AIM:
Count how many lines below contain the word "choices", then give that number alone.

DATA EXCERPTS:
※

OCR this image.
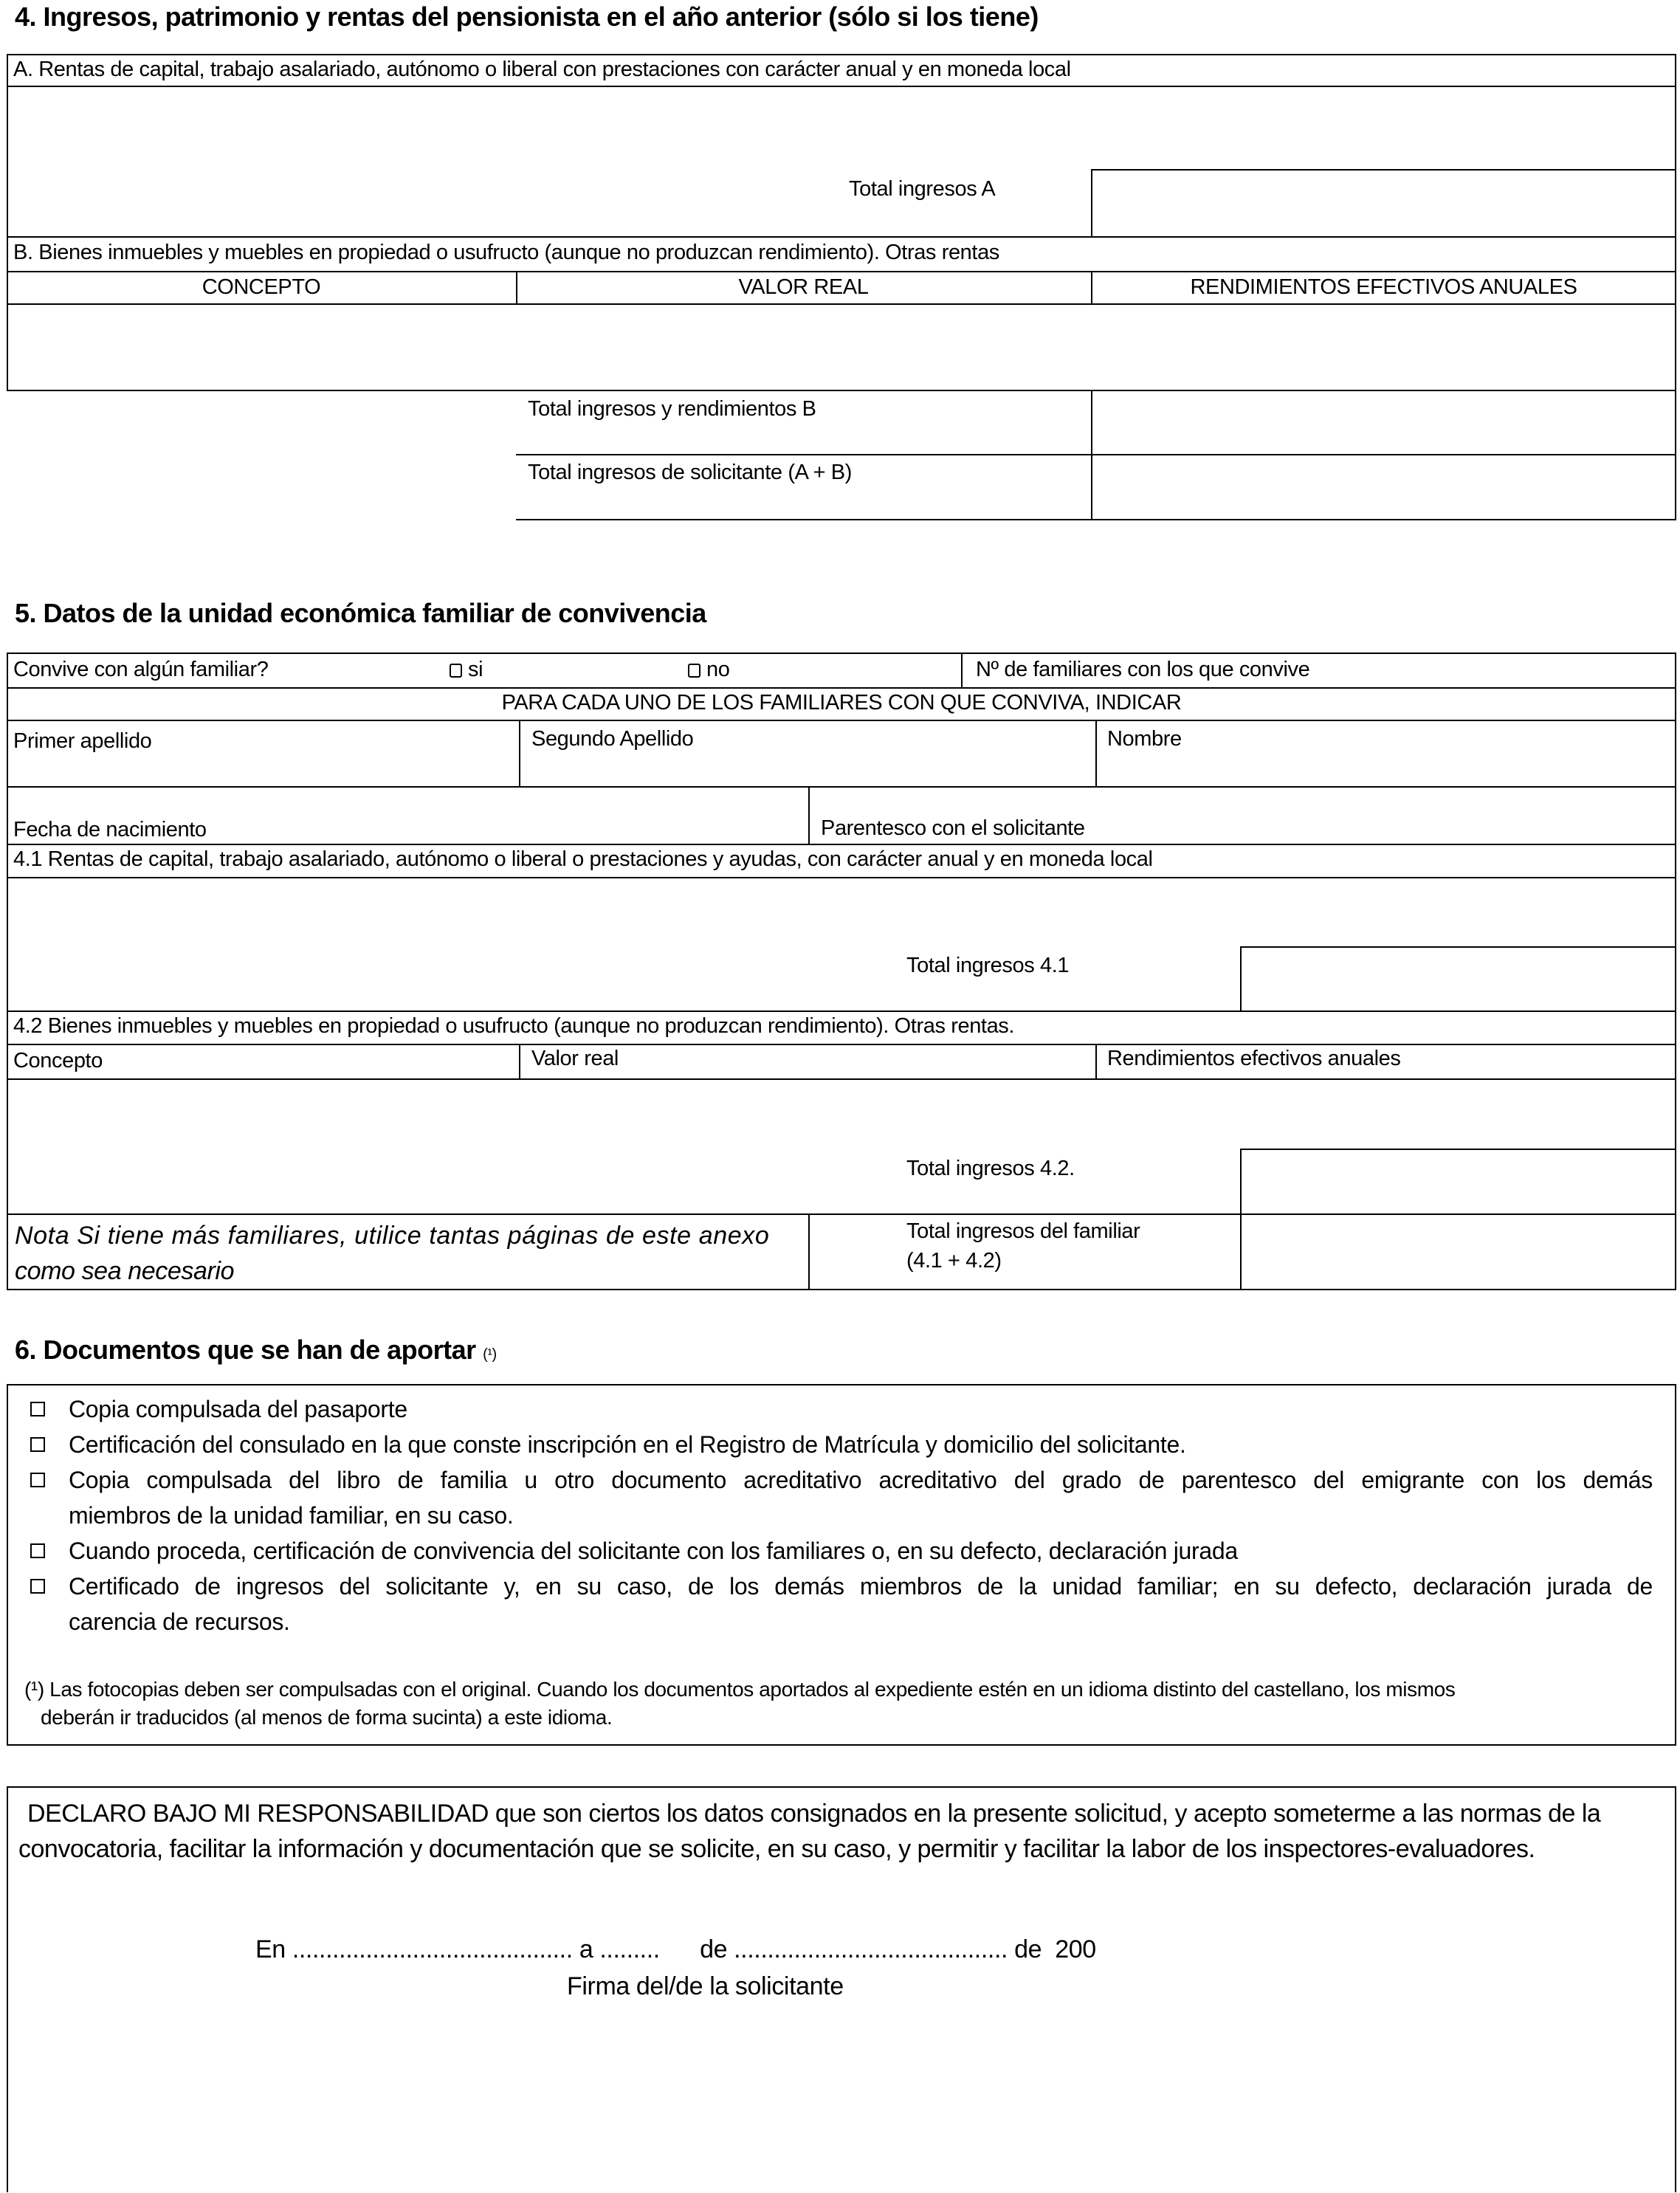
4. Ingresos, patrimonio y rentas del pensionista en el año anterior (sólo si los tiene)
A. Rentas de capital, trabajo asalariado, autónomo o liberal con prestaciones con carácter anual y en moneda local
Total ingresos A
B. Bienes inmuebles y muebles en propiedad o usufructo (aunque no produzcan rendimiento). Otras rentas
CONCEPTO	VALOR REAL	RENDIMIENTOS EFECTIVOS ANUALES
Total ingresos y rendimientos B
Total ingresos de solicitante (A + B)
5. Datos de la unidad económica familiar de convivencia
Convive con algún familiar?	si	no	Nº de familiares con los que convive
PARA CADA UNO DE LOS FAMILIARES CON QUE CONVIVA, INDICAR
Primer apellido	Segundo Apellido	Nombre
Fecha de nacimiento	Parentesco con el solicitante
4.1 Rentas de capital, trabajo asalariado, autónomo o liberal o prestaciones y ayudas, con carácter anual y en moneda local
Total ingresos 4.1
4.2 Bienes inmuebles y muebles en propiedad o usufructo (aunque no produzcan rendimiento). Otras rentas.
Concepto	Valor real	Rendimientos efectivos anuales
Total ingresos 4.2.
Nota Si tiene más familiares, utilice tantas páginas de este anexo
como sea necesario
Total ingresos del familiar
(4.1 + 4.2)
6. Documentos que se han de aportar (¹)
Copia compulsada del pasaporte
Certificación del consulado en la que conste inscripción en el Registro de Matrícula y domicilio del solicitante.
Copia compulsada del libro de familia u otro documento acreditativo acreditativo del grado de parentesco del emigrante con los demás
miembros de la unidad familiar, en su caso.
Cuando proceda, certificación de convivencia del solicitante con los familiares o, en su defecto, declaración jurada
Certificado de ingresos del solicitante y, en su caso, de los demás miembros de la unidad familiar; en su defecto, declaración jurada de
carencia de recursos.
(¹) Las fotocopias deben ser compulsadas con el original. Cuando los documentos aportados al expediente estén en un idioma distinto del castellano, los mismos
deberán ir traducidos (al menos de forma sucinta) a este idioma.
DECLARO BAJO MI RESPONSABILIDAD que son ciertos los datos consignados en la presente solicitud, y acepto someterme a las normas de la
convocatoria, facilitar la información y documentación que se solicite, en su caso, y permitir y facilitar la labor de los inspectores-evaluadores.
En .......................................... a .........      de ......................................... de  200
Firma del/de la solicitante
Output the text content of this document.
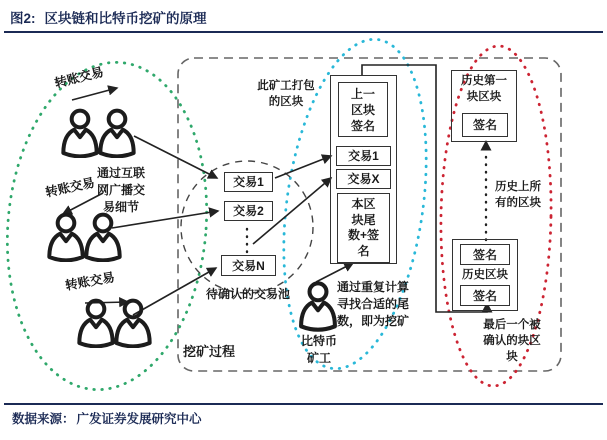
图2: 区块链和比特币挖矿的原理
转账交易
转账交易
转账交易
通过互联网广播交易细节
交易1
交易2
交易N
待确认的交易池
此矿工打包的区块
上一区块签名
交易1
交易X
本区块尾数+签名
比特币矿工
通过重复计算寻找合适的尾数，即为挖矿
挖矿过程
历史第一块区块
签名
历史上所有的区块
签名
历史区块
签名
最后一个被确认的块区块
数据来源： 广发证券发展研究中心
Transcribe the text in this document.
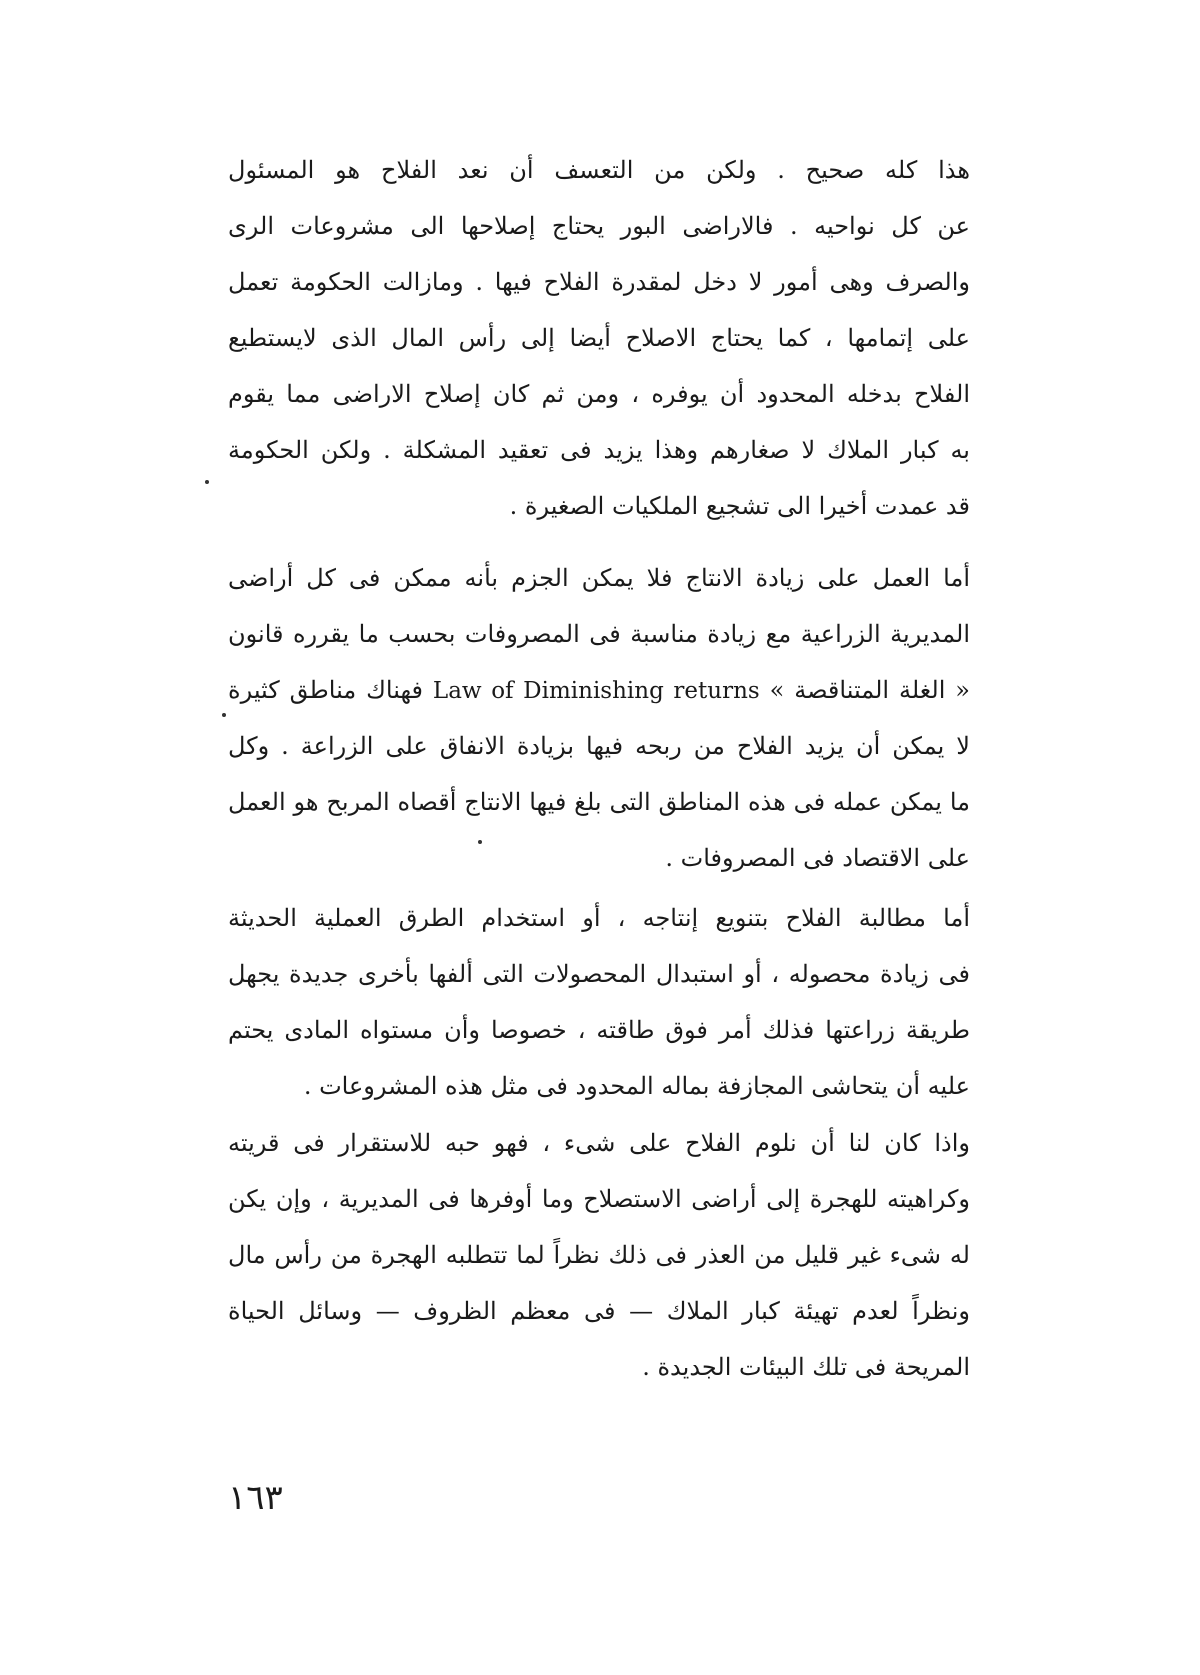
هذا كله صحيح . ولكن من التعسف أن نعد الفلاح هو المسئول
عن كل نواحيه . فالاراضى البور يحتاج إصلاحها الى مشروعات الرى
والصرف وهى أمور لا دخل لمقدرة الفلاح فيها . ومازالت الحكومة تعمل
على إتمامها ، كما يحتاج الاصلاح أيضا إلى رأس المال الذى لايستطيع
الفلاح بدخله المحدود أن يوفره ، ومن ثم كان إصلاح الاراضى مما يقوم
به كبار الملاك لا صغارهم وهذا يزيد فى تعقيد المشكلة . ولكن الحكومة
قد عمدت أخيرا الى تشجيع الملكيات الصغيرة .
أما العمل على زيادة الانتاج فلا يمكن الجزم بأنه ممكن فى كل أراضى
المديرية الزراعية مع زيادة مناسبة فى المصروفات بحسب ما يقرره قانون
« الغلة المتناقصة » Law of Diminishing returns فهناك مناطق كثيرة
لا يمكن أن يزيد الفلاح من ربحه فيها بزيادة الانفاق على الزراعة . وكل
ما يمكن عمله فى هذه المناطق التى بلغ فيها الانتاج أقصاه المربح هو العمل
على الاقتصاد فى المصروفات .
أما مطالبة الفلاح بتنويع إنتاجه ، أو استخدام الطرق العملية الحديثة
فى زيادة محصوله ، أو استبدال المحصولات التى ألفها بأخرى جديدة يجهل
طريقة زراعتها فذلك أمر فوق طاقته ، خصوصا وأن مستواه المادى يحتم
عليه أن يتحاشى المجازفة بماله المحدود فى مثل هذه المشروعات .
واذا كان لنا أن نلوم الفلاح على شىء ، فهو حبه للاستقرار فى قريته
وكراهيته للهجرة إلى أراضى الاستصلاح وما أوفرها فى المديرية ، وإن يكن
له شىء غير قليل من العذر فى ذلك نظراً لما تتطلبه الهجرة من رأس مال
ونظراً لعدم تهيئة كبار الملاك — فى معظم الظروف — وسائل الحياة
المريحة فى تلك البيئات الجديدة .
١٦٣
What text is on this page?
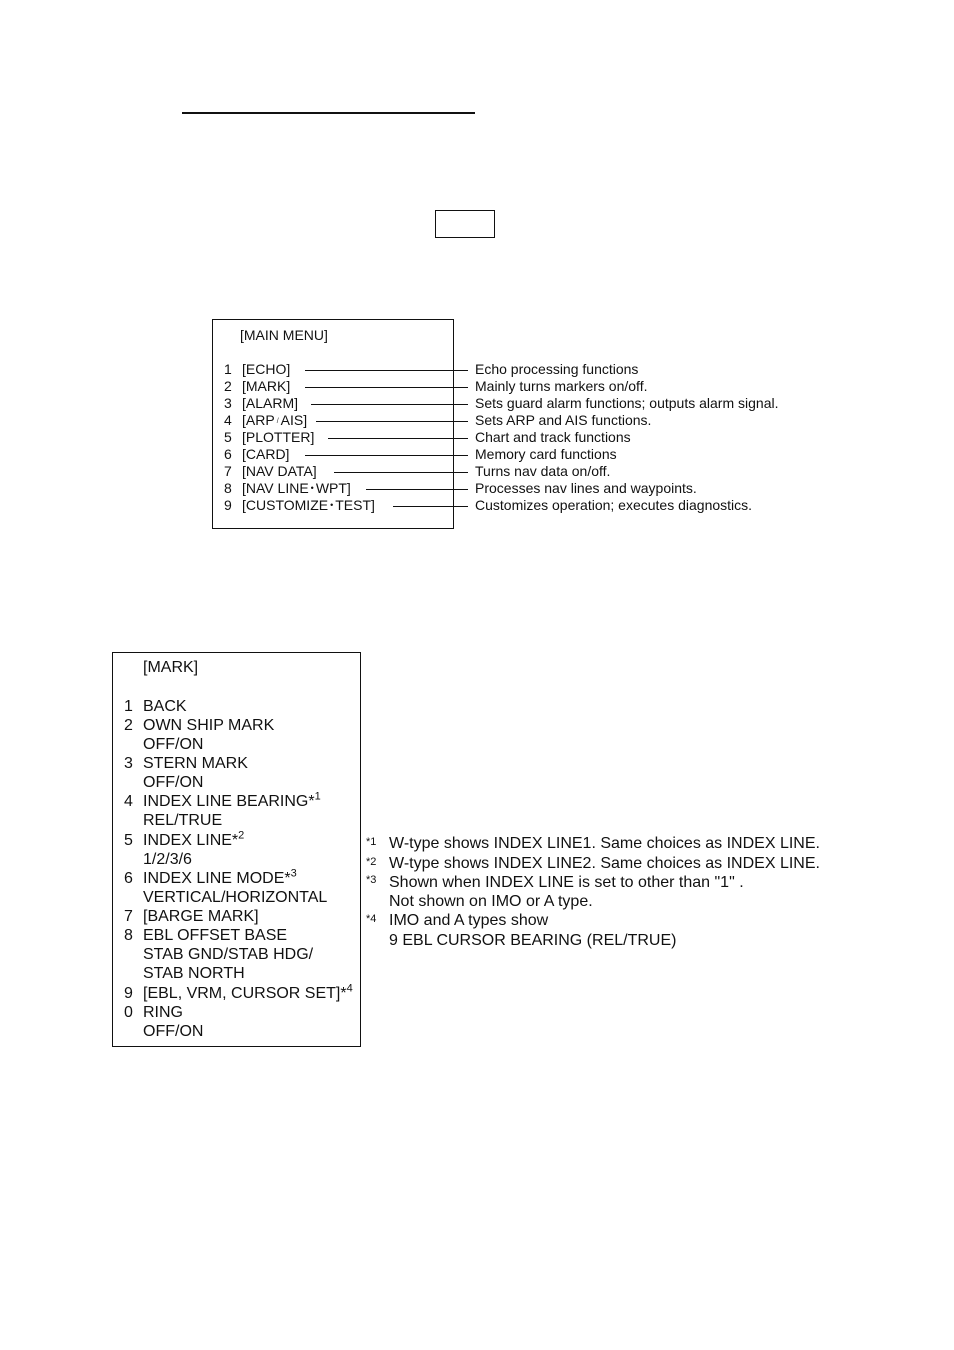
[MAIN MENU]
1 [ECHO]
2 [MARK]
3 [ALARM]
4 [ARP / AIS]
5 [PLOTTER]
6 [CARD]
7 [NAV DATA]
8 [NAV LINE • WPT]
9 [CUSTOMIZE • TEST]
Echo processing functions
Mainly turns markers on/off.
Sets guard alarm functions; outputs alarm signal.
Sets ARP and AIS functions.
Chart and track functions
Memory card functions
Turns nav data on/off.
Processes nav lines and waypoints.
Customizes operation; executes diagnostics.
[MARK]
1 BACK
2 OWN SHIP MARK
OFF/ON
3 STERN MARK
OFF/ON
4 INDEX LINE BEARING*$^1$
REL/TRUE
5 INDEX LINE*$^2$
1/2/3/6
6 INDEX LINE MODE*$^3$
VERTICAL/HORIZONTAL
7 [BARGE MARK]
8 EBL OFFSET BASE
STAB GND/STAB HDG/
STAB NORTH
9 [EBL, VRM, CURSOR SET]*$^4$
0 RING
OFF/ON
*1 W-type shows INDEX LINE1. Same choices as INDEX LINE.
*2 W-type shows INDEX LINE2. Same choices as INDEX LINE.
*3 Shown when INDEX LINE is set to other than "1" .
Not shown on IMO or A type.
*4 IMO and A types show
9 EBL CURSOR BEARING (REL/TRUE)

※

TASK RESULT:
2